**EXERCISE INSTRUCTIONS:** Return all lines in the material below that contain "Type".

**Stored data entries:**
== == ==

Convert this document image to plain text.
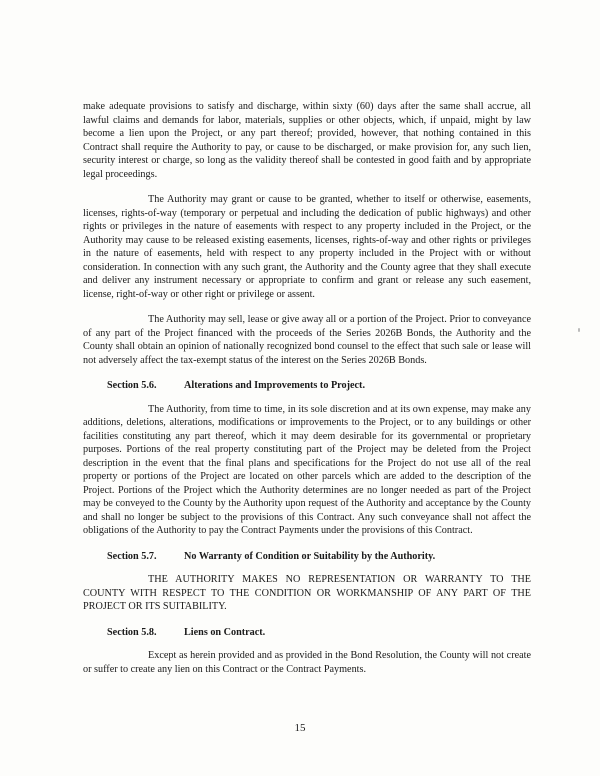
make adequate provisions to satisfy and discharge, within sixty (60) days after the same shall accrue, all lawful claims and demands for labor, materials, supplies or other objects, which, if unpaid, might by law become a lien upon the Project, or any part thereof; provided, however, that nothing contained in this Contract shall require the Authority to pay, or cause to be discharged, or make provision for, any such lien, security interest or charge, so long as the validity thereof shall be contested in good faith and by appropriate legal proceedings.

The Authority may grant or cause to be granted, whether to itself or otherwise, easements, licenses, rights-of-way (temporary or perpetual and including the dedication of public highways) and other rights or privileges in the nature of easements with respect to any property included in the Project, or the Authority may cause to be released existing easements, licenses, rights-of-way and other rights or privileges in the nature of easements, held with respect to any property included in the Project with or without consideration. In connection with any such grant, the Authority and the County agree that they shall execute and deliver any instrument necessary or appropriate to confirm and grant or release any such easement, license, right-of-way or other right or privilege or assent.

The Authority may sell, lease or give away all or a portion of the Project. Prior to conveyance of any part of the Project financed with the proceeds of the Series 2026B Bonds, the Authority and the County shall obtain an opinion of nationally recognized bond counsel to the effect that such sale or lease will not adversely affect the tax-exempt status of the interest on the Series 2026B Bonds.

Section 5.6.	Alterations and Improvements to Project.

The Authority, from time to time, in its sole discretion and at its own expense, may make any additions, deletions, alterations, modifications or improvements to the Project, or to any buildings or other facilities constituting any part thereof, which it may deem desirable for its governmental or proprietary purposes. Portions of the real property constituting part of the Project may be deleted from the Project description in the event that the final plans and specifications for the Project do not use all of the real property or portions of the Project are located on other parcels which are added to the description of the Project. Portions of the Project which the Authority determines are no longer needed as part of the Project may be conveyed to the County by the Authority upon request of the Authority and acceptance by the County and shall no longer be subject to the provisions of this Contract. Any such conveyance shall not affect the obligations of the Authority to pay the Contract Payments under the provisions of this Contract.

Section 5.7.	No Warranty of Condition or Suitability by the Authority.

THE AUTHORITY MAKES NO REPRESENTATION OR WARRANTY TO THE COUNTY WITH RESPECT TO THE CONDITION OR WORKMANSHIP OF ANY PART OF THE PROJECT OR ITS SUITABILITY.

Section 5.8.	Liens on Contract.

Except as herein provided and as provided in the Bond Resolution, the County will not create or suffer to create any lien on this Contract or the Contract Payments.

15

== == ==

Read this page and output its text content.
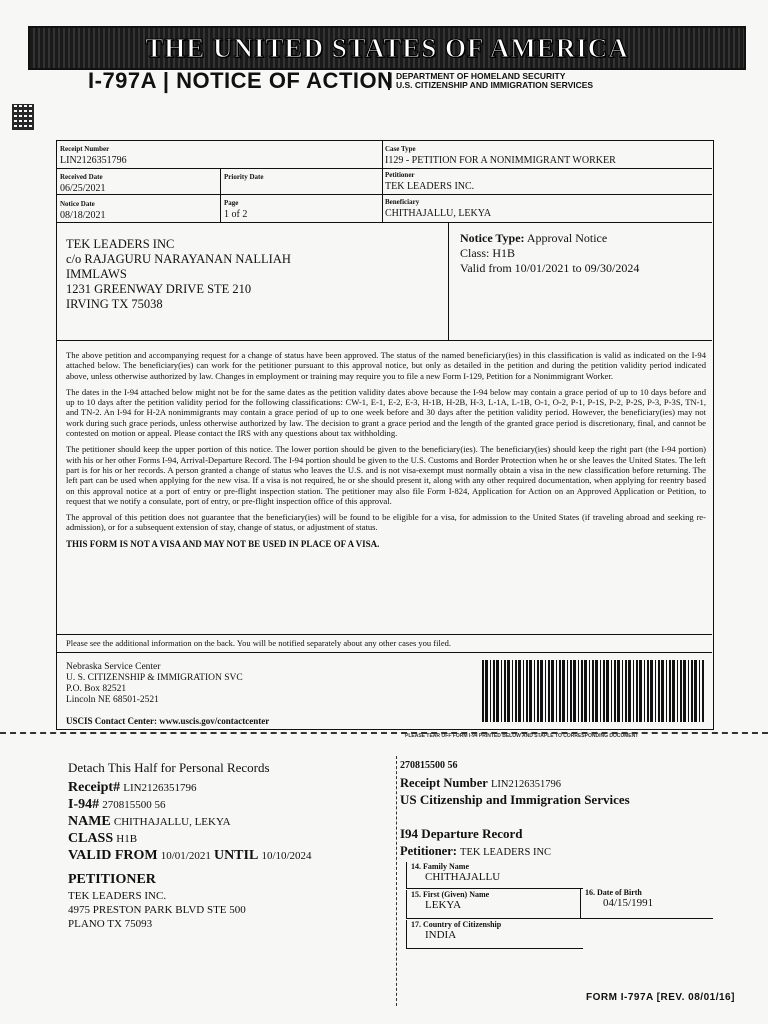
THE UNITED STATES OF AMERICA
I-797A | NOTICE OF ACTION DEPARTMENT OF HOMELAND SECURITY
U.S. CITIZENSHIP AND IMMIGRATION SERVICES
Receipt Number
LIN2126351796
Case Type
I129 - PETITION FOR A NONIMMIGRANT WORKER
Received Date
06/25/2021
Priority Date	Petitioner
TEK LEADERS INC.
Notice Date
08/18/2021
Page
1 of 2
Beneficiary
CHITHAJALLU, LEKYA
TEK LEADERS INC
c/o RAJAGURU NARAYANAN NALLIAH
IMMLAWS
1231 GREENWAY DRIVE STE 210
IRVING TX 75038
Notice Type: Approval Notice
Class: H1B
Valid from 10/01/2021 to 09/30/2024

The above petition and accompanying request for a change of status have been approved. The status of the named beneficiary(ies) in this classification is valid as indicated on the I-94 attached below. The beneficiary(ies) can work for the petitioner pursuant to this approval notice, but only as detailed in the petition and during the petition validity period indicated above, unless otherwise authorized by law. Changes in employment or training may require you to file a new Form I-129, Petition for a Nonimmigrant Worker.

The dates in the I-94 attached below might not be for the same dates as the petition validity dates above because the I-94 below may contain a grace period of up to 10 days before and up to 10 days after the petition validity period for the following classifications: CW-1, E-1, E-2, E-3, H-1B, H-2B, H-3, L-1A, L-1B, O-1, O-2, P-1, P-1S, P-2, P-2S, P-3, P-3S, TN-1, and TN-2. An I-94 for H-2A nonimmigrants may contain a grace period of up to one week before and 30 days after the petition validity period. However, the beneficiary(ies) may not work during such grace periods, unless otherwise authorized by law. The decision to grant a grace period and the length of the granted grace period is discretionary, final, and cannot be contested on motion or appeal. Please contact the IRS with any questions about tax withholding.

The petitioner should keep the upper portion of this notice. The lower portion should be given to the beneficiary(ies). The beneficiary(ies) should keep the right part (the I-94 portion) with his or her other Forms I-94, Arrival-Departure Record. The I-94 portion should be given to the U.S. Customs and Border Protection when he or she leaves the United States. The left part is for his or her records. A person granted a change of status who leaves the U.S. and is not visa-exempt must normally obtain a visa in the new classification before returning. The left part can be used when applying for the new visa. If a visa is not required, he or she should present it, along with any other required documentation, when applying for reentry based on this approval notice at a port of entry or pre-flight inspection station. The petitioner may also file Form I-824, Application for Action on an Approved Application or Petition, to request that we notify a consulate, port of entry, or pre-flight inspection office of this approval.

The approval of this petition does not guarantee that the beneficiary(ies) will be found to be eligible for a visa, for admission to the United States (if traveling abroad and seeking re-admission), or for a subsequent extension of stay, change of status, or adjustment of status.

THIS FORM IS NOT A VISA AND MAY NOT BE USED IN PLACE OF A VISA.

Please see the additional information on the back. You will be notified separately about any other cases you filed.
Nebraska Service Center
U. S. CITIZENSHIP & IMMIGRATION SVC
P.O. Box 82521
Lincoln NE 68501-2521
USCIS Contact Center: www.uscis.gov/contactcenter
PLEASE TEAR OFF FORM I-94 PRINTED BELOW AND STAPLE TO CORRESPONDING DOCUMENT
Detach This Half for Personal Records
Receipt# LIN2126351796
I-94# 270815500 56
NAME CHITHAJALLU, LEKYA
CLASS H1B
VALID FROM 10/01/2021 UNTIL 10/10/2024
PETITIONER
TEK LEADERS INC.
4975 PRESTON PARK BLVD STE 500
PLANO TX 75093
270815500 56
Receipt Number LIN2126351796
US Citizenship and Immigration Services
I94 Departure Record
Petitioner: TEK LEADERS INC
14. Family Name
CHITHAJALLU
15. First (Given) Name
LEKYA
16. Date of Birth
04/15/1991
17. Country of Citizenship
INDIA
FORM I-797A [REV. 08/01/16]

== == ==

**WRITTEN REPLY:**
Case Type
Notice Type: Approval Notice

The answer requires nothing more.